- Given task
Output the data below in full, character for character.

━━ Data for the task ━━

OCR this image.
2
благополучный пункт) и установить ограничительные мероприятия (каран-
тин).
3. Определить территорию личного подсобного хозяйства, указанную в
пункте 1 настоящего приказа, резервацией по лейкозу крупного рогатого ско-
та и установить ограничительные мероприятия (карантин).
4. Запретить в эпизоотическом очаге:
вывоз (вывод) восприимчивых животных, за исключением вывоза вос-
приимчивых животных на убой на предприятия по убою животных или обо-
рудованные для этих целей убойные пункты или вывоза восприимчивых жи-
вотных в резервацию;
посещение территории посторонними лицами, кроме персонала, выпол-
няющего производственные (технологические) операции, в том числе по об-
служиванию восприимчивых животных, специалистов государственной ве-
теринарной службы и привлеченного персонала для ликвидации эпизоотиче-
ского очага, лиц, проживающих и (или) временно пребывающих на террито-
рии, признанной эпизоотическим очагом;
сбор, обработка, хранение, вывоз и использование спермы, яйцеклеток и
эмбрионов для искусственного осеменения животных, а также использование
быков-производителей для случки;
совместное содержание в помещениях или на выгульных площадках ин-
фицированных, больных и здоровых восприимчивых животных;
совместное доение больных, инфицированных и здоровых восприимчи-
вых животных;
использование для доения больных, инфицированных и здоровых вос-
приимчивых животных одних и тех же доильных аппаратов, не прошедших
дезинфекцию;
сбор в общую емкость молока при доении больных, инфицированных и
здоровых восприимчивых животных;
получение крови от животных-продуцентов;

━━━

- Output for this exercise
OCR this image.
2
благополучный пункт) и установить ограничительные мероприятия (каран-
тин).
3. Определить территорию личного подсобного хозяйства, указанную в
пункте 1 настоящего приказа, резервацией по лейкозу крупного рогатого ско-
та и установить ограничительные мероприятия (карантин).
4. Запретить в эпизоотическом очаге:
вывоз (вывод) восприимчивых животных, за исключением вывоза вос-
приимчивых животных на убой на предприятия по убою животных или обо-
рудованные для этих целей убойные пункты или вывоза восприимчивых жи-
вотных в резервацию;
посещение территории посторонними лицами, кроме персонала, выпол-
няющего производственные (технологические) операции, в том числе по об-
служиванию восприимчивых животных, специалистов государственной ве-
теринарной службы и привлеченного персонала для ликвидации эпизоотиче-
ского очага, лиц, проживающих и (или) временно пребывающих на террито-
рии, признанной эпизоотическим очагом;
сбор, обработка, хранение, вывоз и использование спермы, яйцеклеток и
эмбрионов для искусственного осеменения животных, а также использование
быков-производителей для случки;
совместное содержание в помещениях или на выгульных площадках ин-
фицированных, больных и здоровых восприимчивых животных;
совместное доение больных, инфицированных и здоровых восприимчи-
вых животных;
использование для доения больных, инфицированных и здоровых вос-
приимчивых животных одних и тех же доильных аппаратов, не прошедших
дезинфекцию;
сбор в общую емкость молока при доении больных, инфицированных и
здоровых восприимчивых животных;
получение крови от животных-продуцентов;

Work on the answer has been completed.